[Records from a collection of figures]
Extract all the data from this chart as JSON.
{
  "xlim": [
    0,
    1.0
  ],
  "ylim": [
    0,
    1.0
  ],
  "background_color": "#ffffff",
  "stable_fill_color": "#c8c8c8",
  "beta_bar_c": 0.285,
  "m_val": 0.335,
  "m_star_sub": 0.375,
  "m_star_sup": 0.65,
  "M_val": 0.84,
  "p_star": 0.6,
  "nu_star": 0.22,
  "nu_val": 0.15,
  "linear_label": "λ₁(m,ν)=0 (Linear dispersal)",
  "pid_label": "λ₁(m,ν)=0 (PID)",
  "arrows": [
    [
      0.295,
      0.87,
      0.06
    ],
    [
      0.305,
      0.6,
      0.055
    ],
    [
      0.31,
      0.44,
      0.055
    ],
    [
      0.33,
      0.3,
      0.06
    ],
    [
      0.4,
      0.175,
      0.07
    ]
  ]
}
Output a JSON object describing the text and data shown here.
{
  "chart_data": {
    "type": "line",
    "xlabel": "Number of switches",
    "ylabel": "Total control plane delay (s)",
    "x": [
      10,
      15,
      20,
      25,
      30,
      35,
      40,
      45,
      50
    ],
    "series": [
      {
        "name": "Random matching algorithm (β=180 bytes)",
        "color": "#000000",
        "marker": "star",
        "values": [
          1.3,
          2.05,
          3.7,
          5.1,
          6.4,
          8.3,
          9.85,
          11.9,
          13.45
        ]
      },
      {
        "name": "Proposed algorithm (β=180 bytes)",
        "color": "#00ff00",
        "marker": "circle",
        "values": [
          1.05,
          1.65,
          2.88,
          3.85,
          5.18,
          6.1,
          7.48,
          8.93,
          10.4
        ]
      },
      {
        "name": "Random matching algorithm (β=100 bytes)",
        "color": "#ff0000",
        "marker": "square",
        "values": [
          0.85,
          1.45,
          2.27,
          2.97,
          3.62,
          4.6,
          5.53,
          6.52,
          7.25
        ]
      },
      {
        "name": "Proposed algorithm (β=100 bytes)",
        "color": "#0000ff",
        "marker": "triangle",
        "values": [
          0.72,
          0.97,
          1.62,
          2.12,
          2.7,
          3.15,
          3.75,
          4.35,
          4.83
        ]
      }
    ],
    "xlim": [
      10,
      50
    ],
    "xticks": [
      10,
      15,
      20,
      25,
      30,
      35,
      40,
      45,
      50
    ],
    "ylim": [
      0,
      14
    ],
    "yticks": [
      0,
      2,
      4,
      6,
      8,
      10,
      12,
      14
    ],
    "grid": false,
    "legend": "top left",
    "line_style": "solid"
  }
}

- **TO BE DONE**
Take the listing above and write it out again exactly.

- **FINISHED TASK**
Extract all the data from this chart as JSON.
{
  "xlim": [
    0,
    1.0
  ],
  "ylim": [
    0,
    1.0
  ],
  "background_color": "#ffffff",
  "stable_fill_color": "#c8c8c8",
  "beta_bar_c": 0.285,
  "m_val": 0.335,
  "m_star_sub": 0.375,
  "m_star_sup": 0.65,
  "M_val": 0.84,
  "p_star": 0.6,
  "nu_star": 0.22,
  "nu_val": 0.15,
  "linear_label": "λ₁(m,ν)=0 (Linear dispersal)",
  "pid_label": "λ₁(m,ν)=0 (PID)",
  "arrows": [
    [
      0.295,
      0.87,
      0.06
    ],
    [
      0.305,
      0.6,
      0.055
    ],
    [
      0.31,
      0.44,
      0.055
    ],
    [
      0.33,
      0.3,
      0.06
    ],
    [
      0.4,
      0.175,
      0.07
    ]
  ]
}
Output a JSON object describing the text and data shown here.
{
  "chart_data": {
    "type": "line",
    "xlabel": "Number of switches",
    "ylabel": "Total control plane delay (s)",
    "x": [
      10,
      15,
      20,
      25,
      30,
      35,
      40,
      45,
      50
    ],
    "series": [
      {
        "name": "Random matching algorithm (β=180 bytes)",
        "color": "#000000",
        "marker": "star",
        "values": [
          1.3,
          2.05,
          3.7,
          5.1,
          6.4,
          8.3,
          9.85,
          11.9,
          13.45
        ]
      },
      {
        "name": "Proposed algorithm (β=180 bytes)",
        "color": "#00ff00",
        "marker": "circle",
        "values": [
          1.05,
          1.65,
          2.88,
          3.85,
          5.18,
          6.1,
          7.48,
          8.93,
          10.4
        ]
      },
      {
        "name": "Random matching algorithm (β=100 bytes)",
        "color": "#ff0000",
        "marker": "square",
        "values": [
          0.85,
          1.45,
          2.27,
          2.97,
          3.62,
          4.6,
          5.53,
          6.52,
          7.25
        ]
      },
      {
        "name": "Proposed algorithm (β=100 bytes)",
        "color": "#0000ff",
        "marker": "triangle",
        "values": [
          0.72,
          0.97,
          1.62,
          2.12,
          2.7,
          3.15,
          3.75,
          4.35,
          4.83
        ]
      }
    ],
    "xlim": [
      10,
      50
    ],
    "xticks": [
      10,
      15,
      20,
      25,
      30,
      35,
      40,
      45,
      50
    ],
    "ylim": [
      0,
      14
    ],
    "yticks": [
      0,
      2,
      4,
      6,
      8,
      10,
      12,
      14
    ],
    "grid": false,
    "legend": "top left",
    "line_style": "solid"
  }
}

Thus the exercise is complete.